Continue o texto sobre a contaminação da água por nitrato em Natal, começando logo depois da última frase dele.
━━━━━ Trecho do texto
A promotora questiona a falta de um planejamento específico, como um Plano Diretor de Abastecimento de Água, determinando os locais mais adequados para a extração do líquido. A Caern, porém, confirma pelo menos um dos locais onde a água ainda é de boa qualidade: o San Vale. Essa mesma região, junto com a de Ponta Negra, são as que apresentam menores índices de contaminação por nitrato, variando de zero a um máximo de 4 mg/l.

Nas áreas em que o valor ultrapassa o limite de 10 mg/l, porém, o consumidor só é obrigado a pagar 50% da conta. O Ministério Público está avaliando ainda se pedirá na Justiça um desconto na tarifa de esgoto, tendo em vista que a Caern cobra pelo serviço, mas não realiza o tratamento de muitos dejetos coletados na cidade. “A estação do Baldo irá solucionar uma grande parte do problema, mas não resolverá o problema em sua integralidade”, diz a promotora.

Campanha

O Ministério Público lançou, no último dia 22, a campanha “Salve a Água Potável de Natal”, cujo objetivo é mobilizar a sociedade pela preservação do manancial localizado na área da zona de proteção do San Vale. “É uma campanha simples e a pessoa pode participar com apenas o gesto de assinar um abaixo-assinado eletrônico. O efeito final será determinante para mostrar aos poderes públicos que a população conhece o problema e exige solução rápida e eficaz para impedir que a contaminação por nitrato chegue à ZPA do San Vale, que abastece 16 bairros.”

De acordo com a promotora, a falta de saneamento na região fez com que poços que apresentavam 1,0 mg/l de nitrato, em 2004, hoje registrem até 5,4 mg/l. O abaixo-assinado já recebeu quase 4 mil adesões e está disponível no endereço:  www.mp.rn.gov.br/aguapotavel/

População não confia nas medidas

O índice de concentração de nitrato registrado nas últimas contas de água da população do conjunto Pirangi, zona Sul de Natal, foi de 7,8 mg/l. O valor abaixo dos 10 mg/l torna a água da região potável, segundo os critérios estabelecidos pela Portaria 518/04, do Ministério da Saúde. O número não convence quem bebe a água. “Não dá para confiar, quando o negócio fica errado, para ajeitar é difícil”, resume o aposentado José Guilherme Filho.
━━━━━━━━━━
━━━━━ Registros extraídos
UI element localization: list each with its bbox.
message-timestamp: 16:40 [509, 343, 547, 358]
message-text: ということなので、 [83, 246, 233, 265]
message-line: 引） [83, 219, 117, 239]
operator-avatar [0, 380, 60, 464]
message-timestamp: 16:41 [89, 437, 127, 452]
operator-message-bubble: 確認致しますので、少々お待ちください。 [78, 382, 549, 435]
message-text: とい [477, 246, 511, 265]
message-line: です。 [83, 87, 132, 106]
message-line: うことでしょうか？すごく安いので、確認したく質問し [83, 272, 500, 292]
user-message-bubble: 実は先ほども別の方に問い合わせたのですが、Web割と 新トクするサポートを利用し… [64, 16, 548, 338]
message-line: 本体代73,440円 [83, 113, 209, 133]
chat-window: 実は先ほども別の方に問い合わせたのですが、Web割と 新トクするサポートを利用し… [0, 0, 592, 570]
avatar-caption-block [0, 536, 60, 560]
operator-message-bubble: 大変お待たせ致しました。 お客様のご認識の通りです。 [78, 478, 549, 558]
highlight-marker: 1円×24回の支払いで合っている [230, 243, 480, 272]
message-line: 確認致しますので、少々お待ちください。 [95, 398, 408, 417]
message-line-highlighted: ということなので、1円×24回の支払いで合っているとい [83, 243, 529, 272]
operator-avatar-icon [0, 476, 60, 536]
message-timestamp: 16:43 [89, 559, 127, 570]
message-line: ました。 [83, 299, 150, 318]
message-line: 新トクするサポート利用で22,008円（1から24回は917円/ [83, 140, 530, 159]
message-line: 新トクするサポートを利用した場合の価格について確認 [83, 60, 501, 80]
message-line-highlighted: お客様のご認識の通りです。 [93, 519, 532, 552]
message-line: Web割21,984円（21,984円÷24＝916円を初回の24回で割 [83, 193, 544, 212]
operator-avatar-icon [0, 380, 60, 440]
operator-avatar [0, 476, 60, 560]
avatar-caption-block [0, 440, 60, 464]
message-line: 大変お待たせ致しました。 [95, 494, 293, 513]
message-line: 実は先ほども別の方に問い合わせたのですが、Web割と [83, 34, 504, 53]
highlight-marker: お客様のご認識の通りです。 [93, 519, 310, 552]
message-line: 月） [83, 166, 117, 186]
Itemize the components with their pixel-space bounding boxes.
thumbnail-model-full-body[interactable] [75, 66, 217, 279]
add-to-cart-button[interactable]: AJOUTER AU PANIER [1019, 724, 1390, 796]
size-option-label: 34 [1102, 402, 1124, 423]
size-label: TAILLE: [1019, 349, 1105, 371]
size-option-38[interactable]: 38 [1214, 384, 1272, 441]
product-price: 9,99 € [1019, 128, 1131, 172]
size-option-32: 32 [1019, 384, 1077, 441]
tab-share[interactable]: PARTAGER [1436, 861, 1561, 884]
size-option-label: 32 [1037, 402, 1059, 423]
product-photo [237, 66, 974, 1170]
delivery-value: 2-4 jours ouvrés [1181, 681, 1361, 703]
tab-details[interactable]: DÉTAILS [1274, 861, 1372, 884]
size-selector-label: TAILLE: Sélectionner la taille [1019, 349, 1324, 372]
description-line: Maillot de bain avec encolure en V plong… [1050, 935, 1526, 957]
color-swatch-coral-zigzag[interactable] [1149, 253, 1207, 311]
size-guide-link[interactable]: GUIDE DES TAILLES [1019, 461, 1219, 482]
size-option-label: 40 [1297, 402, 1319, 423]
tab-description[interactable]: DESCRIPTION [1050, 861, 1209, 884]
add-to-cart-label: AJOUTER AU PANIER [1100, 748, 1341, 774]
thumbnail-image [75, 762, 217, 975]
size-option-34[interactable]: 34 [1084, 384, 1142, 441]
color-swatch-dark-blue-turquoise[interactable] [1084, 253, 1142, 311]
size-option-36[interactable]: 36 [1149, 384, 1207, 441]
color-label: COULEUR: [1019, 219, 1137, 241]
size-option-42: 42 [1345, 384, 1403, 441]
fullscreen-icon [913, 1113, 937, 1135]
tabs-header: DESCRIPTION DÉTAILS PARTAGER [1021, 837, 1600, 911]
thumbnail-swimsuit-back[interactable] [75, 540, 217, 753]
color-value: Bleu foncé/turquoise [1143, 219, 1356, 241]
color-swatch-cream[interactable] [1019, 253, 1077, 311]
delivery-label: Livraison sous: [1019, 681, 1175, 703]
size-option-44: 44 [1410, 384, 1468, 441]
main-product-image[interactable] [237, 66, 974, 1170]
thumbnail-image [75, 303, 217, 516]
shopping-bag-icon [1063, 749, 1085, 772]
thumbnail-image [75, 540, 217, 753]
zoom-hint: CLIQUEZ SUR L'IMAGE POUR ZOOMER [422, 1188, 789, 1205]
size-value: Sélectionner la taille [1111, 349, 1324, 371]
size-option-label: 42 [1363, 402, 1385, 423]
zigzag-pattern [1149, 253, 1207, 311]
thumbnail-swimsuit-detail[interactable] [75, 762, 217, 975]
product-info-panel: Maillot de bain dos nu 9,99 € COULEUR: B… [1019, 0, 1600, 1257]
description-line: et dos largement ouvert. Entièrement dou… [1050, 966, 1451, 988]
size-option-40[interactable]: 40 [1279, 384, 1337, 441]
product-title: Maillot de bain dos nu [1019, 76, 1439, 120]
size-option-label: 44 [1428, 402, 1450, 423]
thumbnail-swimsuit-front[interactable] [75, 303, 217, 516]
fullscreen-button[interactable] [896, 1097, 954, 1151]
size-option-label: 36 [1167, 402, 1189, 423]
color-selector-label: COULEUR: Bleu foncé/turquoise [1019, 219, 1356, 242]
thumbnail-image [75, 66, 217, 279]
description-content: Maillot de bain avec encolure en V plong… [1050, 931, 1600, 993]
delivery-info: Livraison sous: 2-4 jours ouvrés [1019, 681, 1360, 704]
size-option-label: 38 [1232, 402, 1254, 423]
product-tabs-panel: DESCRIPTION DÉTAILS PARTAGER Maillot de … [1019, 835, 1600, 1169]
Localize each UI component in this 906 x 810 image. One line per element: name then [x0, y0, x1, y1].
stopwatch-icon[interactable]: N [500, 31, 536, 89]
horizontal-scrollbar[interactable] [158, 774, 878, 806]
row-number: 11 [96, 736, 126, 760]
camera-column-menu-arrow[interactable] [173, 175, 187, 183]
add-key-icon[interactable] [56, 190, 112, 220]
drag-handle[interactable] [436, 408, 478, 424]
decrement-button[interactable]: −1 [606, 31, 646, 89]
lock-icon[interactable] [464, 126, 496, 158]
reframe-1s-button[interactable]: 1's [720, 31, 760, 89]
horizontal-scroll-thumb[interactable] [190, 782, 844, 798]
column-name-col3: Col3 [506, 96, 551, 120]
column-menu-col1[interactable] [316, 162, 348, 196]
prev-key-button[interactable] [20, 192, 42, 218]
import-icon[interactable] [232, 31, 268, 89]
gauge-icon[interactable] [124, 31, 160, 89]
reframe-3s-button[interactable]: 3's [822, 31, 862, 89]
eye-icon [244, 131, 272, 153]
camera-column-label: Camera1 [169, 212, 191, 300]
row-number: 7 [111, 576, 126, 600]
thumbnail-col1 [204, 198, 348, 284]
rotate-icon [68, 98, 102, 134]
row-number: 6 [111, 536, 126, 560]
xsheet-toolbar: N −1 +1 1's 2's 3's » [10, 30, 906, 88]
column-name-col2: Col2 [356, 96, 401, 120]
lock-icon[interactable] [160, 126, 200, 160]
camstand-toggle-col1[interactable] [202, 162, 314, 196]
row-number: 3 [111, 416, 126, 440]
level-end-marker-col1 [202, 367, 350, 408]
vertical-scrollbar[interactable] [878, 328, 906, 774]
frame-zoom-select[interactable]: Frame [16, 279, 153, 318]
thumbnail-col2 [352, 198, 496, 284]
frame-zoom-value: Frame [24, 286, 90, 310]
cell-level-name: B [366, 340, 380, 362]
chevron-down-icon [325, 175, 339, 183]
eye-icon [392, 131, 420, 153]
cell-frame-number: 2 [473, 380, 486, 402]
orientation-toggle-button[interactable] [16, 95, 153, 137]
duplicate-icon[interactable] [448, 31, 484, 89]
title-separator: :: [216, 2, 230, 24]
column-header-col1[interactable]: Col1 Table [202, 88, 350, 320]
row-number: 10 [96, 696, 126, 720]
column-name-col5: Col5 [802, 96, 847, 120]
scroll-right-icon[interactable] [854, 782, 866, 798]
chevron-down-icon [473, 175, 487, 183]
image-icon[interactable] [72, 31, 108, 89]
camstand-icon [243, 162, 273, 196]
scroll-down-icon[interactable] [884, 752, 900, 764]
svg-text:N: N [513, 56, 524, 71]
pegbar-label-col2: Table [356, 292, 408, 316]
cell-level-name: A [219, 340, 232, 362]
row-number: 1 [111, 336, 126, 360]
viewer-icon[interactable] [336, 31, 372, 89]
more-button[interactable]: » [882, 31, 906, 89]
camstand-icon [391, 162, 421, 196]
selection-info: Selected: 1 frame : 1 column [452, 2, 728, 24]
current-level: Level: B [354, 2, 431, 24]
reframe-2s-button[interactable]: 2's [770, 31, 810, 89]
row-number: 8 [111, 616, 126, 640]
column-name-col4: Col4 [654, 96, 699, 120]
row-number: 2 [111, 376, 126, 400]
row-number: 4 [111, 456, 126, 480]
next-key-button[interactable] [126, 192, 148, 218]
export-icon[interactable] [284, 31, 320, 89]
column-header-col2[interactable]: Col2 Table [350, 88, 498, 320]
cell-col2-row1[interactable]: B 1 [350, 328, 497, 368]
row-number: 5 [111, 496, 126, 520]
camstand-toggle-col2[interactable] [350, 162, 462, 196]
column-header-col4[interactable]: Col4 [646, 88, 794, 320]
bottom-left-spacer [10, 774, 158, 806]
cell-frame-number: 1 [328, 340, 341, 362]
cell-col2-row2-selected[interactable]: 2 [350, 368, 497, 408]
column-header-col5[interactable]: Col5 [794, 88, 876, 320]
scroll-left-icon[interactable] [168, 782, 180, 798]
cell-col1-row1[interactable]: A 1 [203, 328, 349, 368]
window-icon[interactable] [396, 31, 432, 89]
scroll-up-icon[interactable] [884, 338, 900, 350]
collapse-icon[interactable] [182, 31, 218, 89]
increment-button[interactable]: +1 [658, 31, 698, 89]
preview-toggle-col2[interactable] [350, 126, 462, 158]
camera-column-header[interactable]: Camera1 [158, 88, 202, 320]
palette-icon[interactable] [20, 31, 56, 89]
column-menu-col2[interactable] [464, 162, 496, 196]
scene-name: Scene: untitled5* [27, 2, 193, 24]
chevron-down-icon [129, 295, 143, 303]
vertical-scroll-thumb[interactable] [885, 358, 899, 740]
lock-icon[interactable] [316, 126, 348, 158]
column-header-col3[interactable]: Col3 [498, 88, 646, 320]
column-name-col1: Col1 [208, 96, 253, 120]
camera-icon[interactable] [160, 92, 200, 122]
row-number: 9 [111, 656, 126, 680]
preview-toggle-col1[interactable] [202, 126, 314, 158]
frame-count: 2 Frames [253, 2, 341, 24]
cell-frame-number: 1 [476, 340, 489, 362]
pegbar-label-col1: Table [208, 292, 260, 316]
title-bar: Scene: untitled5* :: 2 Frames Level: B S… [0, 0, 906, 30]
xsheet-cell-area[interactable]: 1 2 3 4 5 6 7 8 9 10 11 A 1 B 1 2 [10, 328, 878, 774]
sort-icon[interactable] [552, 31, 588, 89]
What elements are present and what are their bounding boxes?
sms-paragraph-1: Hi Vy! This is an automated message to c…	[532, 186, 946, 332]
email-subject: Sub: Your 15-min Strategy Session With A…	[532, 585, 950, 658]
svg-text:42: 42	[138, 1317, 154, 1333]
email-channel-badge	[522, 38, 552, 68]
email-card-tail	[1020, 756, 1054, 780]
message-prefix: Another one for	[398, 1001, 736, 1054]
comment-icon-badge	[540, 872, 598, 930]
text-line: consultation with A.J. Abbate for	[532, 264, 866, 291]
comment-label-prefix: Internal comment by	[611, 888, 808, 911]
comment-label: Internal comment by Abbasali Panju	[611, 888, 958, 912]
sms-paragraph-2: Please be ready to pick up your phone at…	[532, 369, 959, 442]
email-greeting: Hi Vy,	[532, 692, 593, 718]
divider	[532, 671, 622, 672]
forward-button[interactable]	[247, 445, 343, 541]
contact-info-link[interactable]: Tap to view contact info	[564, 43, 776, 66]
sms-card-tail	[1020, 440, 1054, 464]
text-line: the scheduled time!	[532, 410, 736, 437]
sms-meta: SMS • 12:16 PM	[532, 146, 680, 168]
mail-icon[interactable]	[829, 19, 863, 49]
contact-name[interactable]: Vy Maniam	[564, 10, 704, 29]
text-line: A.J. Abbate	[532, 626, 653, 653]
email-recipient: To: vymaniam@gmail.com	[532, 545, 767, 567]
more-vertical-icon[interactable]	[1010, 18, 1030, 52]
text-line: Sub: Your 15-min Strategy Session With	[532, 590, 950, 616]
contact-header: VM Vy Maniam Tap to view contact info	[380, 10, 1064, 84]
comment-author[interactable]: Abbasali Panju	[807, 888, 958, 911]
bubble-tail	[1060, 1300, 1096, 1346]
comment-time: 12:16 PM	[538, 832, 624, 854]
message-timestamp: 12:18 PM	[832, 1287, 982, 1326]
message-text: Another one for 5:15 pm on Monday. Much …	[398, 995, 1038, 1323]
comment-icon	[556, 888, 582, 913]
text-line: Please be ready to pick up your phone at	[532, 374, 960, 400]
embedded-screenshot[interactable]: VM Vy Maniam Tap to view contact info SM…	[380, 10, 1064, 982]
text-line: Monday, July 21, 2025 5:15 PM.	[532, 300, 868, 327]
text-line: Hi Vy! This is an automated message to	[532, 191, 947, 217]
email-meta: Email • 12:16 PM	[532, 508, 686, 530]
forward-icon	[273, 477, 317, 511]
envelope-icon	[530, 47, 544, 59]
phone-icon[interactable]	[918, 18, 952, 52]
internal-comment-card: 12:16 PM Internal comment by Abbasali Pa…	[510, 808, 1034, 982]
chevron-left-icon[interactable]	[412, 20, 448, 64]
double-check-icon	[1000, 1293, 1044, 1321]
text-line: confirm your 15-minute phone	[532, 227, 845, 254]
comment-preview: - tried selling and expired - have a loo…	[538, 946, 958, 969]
━━━━━━━━━━
Resultado da tarefa
Morador do Pirangi há 26 anos, ele lembra que adotou o consumo de água mineral há cerca de três, quando as suspeitas de contaminação da água na região passaram a ser divulgadas pela imprensa. “Todo mundo ficou assombrado com essa história e agora só se bebe água mineral. Para voltar a tomar a água da torneira, precisava mudar muito”, aponta.

A opinião de José Guilherme não é exceção. “Nem acredito nisso (a concentração de nitrato registrada na conta), aqui em minha residência é agua mineral para beber e também é a única que utilizamos para cozinhar”, revela a dona-de-casa Zélia Firmino. O hábito também foi adotado há cerca de três anos e representa, hoje, um consumo médio de quatro garrafões por semana, o que equivale a um custo mensal superior a R$ 50. “Vamos continuar usando a mineral, porque não acredito que a água esteja limpa”, destaca.

Melhor para comerciantes como Núbia Gomes, cuja mercearia é praticamente toda tomada por garrafões de água mineral. “Acredito que vendo uns 40 por dia”, revela. Ela admite que o consumo tem aumentado em grade parte por causa do calor excessivo, mas lembra que os moradores da região continuam usando exclusivamente a água mineral para beber e não conhece ninguém que se “arrisque” na água da torneira.

Riscos

O Nitrato é considerado um dos contaminantes de ocorrência mais comum em águas subterrâneas. A água só é considerada potável quando a concentração dessa substância é inferior a 10mg por litro. O nitrato chega aos poços e aquíferos principalmente em decorrência da falta de redes de esgoto. A população utiliza fossas sépticas, onde a substância é produzida durante os estágios finais da decomposição do material biológico. O nitrato penetra no solo e chega ao lençol freático. Há suspeitas de que o acúmulo de nitrato possa provocar câncer e outras doenças no ser humano.